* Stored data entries
╭──

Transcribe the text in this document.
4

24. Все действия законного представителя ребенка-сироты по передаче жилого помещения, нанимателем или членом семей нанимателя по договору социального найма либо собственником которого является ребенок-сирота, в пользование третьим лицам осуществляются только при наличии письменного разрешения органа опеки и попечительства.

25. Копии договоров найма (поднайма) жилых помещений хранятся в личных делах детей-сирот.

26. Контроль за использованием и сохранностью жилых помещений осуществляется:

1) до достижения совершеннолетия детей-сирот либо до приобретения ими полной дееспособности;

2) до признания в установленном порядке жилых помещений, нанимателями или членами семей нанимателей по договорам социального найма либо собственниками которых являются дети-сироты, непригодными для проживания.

╰──
╭──

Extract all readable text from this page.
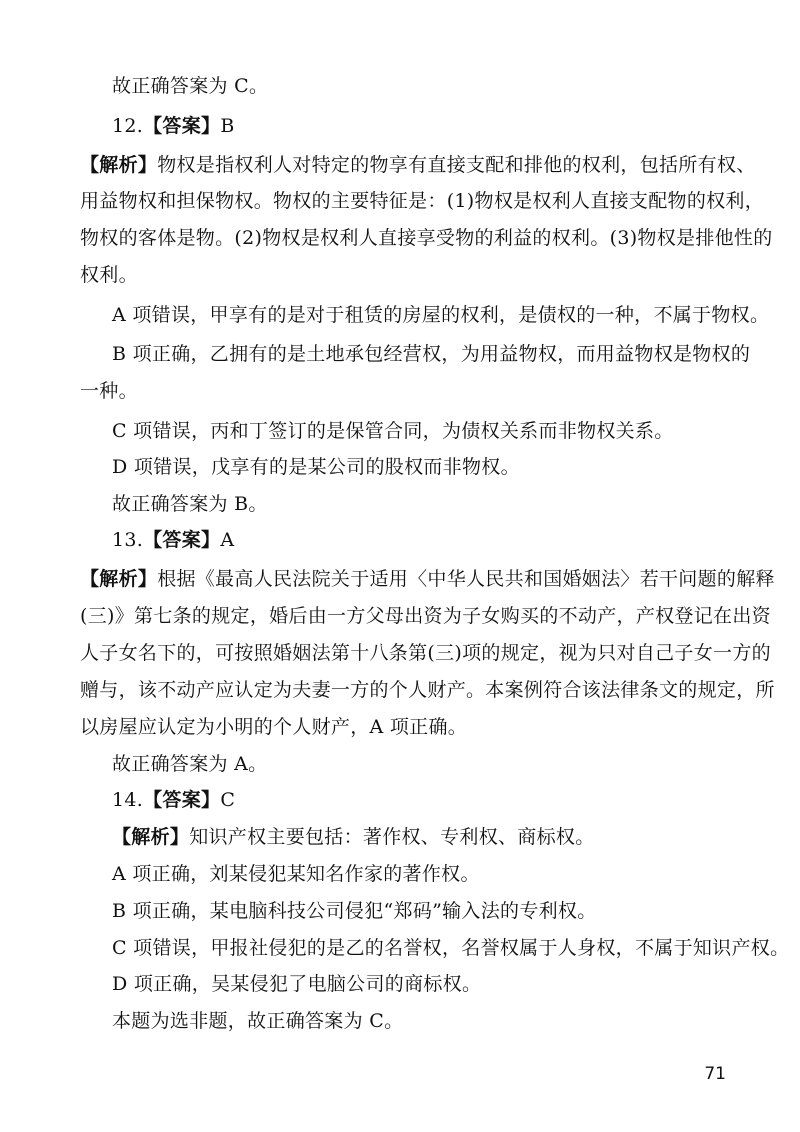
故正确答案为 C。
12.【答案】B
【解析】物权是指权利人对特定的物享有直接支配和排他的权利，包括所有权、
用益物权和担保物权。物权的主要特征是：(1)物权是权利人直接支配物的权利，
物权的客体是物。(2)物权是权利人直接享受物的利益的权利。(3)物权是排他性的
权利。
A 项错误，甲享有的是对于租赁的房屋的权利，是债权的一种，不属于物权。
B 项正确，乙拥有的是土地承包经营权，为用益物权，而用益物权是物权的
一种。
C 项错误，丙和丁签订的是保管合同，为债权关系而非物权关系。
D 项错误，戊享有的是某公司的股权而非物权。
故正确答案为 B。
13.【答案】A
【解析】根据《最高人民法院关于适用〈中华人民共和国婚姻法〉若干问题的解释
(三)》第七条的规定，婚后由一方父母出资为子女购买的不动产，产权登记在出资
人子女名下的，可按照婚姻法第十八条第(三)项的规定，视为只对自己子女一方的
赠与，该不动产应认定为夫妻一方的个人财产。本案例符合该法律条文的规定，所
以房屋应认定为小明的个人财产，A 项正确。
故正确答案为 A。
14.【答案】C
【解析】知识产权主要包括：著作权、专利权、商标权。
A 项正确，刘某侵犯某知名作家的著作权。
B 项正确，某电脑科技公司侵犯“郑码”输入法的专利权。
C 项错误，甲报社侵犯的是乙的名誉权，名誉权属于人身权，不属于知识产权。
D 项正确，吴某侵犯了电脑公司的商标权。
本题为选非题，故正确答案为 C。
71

╰──

Show the lines from the data above that contain the string "детей".

25. Копии договоров найма (поднайма) жилых помещений хранятся в личных делах детей-сирот.
1) до достижения совершеннолетия детей-сирот либо до приобретения ими полной дееспособности;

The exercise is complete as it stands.